## Collection entries
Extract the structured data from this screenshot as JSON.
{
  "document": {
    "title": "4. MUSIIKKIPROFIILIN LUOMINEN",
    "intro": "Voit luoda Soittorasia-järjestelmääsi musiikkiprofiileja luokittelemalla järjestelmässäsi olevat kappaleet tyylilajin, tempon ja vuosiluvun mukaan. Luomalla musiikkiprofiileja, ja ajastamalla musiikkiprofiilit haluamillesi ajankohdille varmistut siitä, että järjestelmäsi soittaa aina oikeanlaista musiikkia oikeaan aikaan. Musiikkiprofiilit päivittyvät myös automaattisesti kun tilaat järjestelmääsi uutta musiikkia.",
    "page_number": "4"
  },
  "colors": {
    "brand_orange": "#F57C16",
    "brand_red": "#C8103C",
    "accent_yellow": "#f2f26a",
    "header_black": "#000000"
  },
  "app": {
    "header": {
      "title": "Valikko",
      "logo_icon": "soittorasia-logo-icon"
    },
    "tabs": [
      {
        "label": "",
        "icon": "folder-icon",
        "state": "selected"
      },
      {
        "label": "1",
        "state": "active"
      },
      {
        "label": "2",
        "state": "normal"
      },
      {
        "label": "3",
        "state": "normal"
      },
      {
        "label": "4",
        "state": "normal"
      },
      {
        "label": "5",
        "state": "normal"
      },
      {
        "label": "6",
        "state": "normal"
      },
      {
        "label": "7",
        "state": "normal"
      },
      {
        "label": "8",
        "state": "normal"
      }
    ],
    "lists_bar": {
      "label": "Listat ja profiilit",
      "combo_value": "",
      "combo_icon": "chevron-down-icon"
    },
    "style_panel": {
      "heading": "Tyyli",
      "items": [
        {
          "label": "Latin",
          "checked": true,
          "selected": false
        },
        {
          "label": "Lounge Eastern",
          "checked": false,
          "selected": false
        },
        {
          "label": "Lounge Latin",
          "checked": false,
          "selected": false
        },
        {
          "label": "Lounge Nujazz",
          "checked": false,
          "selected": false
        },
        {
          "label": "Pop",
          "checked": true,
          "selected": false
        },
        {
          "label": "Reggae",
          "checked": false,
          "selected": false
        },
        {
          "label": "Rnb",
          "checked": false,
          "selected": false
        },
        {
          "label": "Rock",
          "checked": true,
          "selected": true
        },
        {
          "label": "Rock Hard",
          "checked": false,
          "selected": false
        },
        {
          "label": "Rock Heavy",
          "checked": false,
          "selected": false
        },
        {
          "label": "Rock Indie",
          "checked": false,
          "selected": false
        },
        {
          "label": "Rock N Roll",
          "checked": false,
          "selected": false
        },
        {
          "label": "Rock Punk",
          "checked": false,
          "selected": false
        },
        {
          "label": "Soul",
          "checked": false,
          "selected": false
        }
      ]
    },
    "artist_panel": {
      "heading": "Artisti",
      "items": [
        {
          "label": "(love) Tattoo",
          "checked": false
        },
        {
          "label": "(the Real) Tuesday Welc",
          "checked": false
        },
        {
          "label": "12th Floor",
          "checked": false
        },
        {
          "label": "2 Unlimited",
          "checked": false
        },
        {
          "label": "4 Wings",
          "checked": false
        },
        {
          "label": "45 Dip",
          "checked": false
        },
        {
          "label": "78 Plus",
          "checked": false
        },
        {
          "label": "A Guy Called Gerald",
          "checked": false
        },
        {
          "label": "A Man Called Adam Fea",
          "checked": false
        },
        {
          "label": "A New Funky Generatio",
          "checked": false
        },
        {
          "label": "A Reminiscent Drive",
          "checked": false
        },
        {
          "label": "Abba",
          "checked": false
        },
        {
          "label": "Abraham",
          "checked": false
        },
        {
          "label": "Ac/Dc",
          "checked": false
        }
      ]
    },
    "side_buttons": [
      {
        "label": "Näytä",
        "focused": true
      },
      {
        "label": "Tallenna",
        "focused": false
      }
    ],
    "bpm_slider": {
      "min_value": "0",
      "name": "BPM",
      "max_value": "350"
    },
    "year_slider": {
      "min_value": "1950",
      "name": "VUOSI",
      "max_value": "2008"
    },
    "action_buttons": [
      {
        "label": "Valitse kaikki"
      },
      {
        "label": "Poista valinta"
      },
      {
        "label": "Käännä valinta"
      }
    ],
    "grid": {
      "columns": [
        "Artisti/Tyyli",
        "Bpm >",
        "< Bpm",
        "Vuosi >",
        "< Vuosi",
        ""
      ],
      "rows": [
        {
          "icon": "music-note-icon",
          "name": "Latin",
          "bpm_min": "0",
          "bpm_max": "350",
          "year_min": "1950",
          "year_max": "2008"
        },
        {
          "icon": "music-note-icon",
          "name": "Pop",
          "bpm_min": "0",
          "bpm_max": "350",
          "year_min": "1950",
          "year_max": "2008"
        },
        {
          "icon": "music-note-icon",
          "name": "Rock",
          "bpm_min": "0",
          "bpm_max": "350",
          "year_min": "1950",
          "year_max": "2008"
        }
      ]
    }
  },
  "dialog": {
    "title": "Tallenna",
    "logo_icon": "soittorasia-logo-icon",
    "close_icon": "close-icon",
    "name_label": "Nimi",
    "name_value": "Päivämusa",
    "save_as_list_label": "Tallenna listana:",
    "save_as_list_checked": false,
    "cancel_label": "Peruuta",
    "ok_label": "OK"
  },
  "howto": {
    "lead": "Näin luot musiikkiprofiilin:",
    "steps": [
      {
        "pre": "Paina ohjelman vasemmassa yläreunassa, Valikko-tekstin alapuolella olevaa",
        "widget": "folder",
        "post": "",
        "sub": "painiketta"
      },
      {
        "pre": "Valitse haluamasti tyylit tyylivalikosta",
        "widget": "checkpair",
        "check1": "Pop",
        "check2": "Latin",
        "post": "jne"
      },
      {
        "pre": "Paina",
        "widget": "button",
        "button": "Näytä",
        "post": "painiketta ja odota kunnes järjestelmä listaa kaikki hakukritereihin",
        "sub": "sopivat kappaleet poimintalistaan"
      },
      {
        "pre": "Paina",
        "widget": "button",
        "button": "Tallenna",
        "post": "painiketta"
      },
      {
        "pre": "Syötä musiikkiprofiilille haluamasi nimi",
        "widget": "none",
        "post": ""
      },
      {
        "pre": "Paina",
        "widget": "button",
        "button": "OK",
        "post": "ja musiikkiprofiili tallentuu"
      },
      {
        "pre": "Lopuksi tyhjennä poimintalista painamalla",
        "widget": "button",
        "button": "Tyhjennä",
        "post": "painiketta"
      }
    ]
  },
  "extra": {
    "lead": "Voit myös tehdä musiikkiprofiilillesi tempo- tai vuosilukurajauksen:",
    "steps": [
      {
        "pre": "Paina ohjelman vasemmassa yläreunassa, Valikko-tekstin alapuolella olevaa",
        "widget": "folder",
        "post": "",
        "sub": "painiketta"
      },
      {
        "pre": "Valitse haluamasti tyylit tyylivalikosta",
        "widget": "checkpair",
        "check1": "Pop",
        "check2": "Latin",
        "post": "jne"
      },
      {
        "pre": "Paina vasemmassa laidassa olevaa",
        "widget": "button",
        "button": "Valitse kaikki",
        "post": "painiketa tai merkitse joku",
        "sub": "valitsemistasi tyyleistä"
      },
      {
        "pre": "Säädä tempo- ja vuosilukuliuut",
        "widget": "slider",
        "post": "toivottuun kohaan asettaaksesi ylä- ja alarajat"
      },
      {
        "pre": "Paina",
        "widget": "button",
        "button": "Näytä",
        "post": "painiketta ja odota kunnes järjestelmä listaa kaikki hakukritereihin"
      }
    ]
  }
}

## WHAT YOU HAVE TO DO
Lines that include the word "lead" are to be extracted from the data above.

## SOLVED EXERCISE
    "lead": "Näin luot musiikkiprofiilin:",
    "lead": "Voit myös tehdä musiikkiprofiilillesi tempo- tai vuosilukurajauksen:",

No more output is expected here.